● Instructions to follow
Collect every line below that contains the word "number".

● Material provided
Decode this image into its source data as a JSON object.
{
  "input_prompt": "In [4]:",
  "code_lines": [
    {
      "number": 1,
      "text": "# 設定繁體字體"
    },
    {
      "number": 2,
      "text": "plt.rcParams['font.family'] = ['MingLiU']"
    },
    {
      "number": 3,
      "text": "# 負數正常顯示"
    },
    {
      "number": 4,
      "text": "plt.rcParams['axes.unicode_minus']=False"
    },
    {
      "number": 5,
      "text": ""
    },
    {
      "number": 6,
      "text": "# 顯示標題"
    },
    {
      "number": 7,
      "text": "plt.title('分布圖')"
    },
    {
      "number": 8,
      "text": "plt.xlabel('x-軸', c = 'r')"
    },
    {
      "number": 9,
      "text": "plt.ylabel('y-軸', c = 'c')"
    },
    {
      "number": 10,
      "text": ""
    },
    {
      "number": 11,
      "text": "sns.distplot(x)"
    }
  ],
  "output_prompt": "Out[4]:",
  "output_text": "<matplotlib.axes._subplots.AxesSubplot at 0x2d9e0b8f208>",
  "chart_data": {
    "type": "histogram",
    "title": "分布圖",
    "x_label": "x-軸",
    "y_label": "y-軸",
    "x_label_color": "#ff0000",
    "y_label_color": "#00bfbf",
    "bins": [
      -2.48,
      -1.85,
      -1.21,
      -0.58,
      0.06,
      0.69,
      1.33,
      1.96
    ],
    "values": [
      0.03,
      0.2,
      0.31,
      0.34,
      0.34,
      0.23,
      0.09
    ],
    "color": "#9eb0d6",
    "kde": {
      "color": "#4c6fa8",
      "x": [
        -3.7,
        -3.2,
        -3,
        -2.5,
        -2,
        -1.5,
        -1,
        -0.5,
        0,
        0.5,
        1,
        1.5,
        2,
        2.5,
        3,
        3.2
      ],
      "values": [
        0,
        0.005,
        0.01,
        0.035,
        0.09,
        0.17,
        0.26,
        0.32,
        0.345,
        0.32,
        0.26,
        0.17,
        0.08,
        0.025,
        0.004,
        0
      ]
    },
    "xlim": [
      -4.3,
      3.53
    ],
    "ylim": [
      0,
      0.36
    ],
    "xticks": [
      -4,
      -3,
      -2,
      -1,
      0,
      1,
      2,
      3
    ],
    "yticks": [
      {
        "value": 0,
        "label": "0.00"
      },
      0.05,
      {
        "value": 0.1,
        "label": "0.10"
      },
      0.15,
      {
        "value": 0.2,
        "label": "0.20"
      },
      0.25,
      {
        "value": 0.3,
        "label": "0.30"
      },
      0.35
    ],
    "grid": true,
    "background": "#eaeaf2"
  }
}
---
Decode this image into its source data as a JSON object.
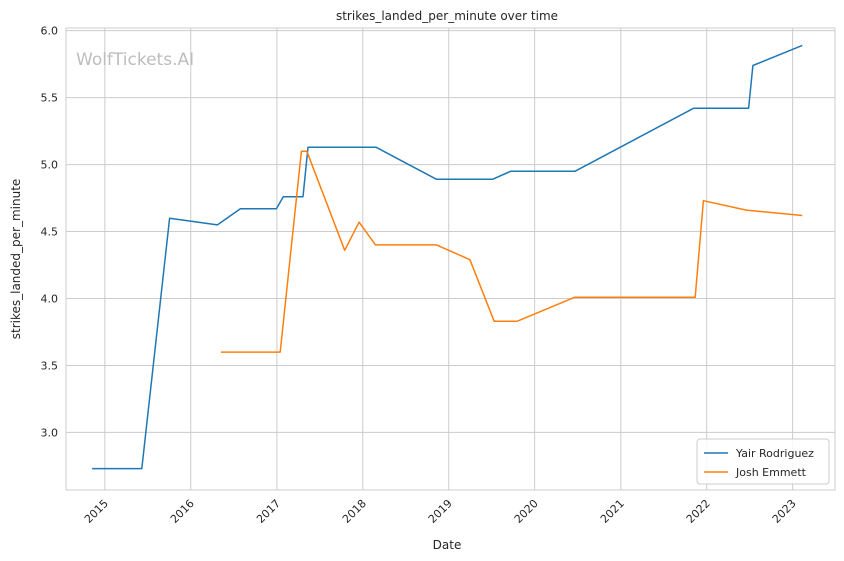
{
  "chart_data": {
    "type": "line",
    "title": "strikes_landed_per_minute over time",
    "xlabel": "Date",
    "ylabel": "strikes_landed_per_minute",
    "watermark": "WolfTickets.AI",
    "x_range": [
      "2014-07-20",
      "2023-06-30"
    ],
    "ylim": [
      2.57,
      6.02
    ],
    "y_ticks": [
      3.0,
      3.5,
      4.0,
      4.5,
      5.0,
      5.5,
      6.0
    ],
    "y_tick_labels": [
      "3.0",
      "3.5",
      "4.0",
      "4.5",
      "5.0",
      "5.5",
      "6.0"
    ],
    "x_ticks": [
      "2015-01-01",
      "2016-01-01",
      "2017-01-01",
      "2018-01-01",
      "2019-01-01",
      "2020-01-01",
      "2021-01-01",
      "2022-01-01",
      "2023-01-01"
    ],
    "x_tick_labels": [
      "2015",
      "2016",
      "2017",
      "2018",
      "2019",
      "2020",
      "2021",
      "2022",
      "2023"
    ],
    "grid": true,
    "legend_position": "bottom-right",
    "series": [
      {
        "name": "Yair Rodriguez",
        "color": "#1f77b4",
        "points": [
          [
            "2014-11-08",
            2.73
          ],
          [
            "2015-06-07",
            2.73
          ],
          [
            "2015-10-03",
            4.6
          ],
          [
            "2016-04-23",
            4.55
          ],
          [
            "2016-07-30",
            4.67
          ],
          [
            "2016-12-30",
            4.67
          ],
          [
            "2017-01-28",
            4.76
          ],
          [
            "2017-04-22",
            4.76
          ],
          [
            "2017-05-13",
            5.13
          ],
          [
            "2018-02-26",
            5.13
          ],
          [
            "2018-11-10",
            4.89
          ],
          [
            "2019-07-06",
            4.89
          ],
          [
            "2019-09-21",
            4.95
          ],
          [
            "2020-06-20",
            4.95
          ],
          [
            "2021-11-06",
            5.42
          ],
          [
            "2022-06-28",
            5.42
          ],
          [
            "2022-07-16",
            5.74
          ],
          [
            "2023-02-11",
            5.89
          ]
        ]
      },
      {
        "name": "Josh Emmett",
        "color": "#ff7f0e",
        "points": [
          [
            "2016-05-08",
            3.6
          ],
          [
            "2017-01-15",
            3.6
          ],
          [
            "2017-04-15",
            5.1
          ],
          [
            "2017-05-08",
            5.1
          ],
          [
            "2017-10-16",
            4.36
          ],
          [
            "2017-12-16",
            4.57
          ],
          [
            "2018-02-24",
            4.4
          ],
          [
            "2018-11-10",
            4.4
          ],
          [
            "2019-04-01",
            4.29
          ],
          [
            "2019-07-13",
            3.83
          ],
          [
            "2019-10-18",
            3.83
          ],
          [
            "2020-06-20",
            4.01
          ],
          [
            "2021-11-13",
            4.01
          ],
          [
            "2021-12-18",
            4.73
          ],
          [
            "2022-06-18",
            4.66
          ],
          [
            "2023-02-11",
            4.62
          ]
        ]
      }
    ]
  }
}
--
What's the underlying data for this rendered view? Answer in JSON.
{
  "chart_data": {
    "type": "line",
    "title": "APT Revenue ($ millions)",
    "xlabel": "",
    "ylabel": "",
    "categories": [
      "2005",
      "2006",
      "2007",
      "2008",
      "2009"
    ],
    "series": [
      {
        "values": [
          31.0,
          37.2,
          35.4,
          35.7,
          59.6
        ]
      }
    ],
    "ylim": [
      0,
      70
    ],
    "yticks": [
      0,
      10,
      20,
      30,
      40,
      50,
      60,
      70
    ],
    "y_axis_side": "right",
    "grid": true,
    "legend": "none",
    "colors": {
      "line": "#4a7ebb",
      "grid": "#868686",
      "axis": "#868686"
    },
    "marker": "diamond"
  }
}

● Reply to the exercise
      "number": 1,
      "number": 2,
      "number": 3,
      "number": 4,
      "number": 5,
      "number": 6,
      "number": 7,
      "number": 8,
      "number": 9,
      "number": 10,
      "number": 11,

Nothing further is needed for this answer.